Short task
Could you write out every record below exactly, leaving out any pictures?

Collected data entries
>>>

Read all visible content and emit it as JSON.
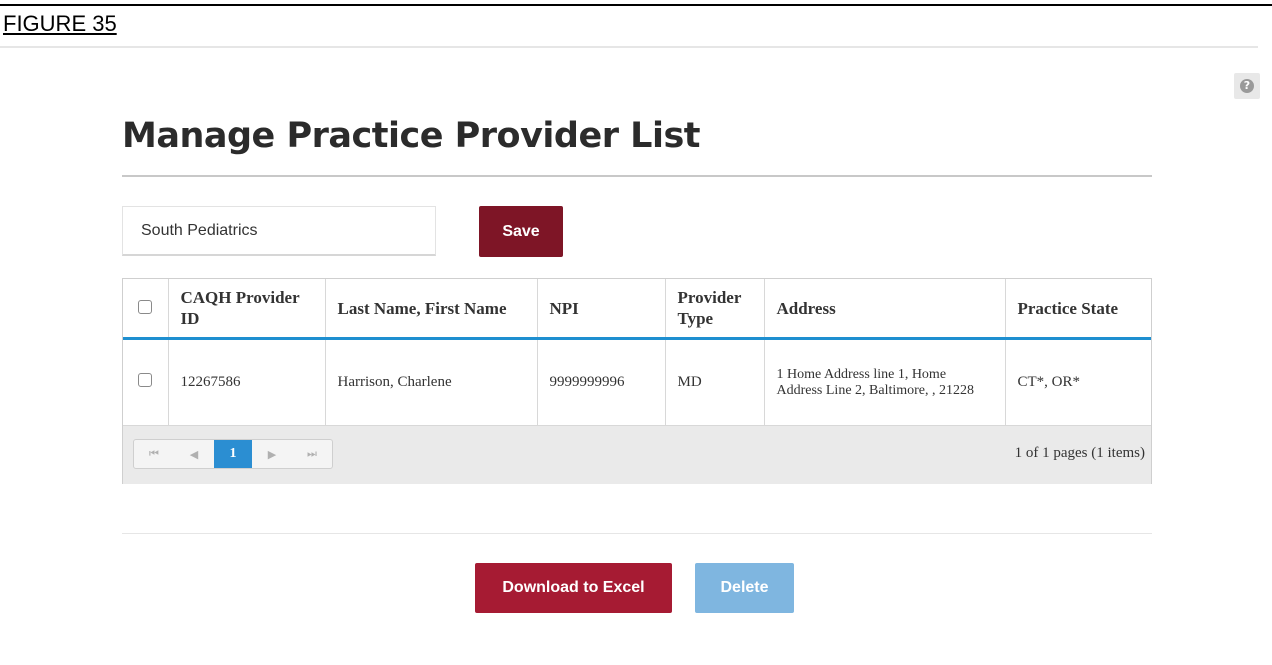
{
  "figure_label": "FIGURE 35",
  "help_icon": {
    "name": "question-circle-icon",
    "glyph": "?"
  },
  "page_title": "Manage Practice Provider List",
  "practice_input": {
    "value": "South Pediatrics"
  },
  "save_label": "Save",
  "table": {
    "columns": [
      "CAQH Provider ID",
      "Last Name, First Name",
      "NPI",
      "Provider Type",
      "Address",
      "Practice State"
    ],
    "rows": [
      {
        "caqh_provider_id": "12267586",
        "name": "Harrison, Charlene",
        "npi": "9999999996",
        "provider_type": "MD",
        "address": "1 Home Address line 1, Home Address Line 2, Baltimore, , 21228",
        "practice_state": "CT*, OR*"
      }
    ]
  },
  "pager": {
    "first_icon": "⏮",
    "prev_icon": "◀",
    "current_page": "1",
    "next_icon": "▶",
    "last_icon": "⏭",
    "info": "1 of 1 pages (1 items)"
  },
  "actions": {
    "download_label": "Download to Excel",
    "delete_label": "Delete"
  },
  "colors": {
    "primary_button": "#a61b33",
    "save_button": "#7e1526",
    "accent_blue": "#2b8ed2",
    "disabled_button": "#7fb6e0"
  }
}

<<<

Output below
Read all visible content and emit it as JSON.
{
  "figure_label": "FIGURE 35",
  "help_icon": {
    "name": "question-circle-icon",
    "glyph": "?"
  },
  "page_title": "Manage Practice Provider List",
  "practice_input": {
    "value": "South Pediatrics"
  },
  "save_label": "Save",
  "table": {
    "columns": [
      "CAQH Provider ID",
      "Last Name, First Name",
      "NPI",
      "Provider Type",
      "Address",
      "Practice State"
    ],
    "rows": [
      {
        "caqh_provider_id": "12267586",
        "name": "Harrison, Charlene",
        "npi": "9999999996",
        "provider_type": "MD",
        "address": "1 Home Address line 1, Home Address Line 2, Baltimore, , 21228",
        "practice_state": "CT*, OR*"
      }
    ]
  },
  "pager": {
    "first_icon": "⏮",
    "prev_icon": "◀",
    "current_page": "1",
    "next_icon": "▶",
    "last_icon": "⏭",
    "info": "1 of 1 pages (1 items)"
  },
  "actions": {
    "download_label": "Download to Excel",
    "delete_label": "Delete"
  },
  "colors": {
    "primary_button": "#a61b33",
    "save_button": "#7e1526",
    "accent_blue": "#2b8ed2",
    "disabled_button": "#7fb6e0"
  }
}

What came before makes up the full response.